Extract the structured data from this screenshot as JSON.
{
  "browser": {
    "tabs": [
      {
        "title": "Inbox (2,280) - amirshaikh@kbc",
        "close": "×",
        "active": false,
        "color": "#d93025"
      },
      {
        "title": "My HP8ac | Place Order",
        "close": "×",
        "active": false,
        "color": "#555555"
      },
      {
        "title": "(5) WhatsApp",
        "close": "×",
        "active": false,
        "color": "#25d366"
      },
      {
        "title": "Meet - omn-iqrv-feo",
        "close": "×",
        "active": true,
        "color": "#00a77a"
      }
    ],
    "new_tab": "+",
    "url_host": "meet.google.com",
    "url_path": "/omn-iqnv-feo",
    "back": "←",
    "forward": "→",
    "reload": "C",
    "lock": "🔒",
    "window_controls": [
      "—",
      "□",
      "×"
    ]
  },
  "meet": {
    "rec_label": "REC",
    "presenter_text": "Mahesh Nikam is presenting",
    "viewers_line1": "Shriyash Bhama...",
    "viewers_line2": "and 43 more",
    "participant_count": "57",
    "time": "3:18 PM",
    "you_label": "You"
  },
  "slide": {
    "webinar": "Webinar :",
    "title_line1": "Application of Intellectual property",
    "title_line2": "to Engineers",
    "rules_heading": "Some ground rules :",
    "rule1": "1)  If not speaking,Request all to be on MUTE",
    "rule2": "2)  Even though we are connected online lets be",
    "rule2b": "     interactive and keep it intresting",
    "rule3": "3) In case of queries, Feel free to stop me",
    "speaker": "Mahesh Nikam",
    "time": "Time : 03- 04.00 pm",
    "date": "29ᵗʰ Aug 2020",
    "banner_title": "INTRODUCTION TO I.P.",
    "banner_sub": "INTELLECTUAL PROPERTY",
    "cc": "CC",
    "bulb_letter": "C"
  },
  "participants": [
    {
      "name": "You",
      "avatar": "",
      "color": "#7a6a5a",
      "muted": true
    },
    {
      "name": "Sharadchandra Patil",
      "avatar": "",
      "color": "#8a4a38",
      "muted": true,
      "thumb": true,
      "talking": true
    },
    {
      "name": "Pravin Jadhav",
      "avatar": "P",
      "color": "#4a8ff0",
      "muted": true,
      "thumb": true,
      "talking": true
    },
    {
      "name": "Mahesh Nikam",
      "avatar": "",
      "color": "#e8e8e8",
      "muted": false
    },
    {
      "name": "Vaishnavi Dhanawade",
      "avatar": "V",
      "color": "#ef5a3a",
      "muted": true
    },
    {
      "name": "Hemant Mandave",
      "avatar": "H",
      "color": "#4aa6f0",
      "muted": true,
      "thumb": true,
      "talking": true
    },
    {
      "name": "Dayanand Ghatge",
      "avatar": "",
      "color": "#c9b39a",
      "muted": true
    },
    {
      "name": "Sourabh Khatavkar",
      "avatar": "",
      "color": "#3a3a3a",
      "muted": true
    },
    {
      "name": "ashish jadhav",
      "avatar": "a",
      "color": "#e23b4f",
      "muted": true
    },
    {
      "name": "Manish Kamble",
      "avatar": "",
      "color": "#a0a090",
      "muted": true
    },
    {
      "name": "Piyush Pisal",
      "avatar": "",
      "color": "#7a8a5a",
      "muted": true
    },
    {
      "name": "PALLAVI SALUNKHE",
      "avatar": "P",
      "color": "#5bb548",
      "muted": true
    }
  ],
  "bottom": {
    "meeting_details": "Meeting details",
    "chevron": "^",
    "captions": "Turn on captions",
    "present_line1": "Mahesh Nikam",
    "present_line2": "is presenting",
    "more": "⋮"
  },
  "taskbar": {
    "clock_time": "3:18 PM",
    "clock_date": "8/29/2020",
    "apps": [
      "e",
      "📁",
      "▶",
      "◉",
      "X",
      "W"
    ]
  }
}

■ **TASK GOAL**
Count the lines in the records above that contain the word "Nikam", and give only that number.

■ **EXERCISE OUTPUT**
4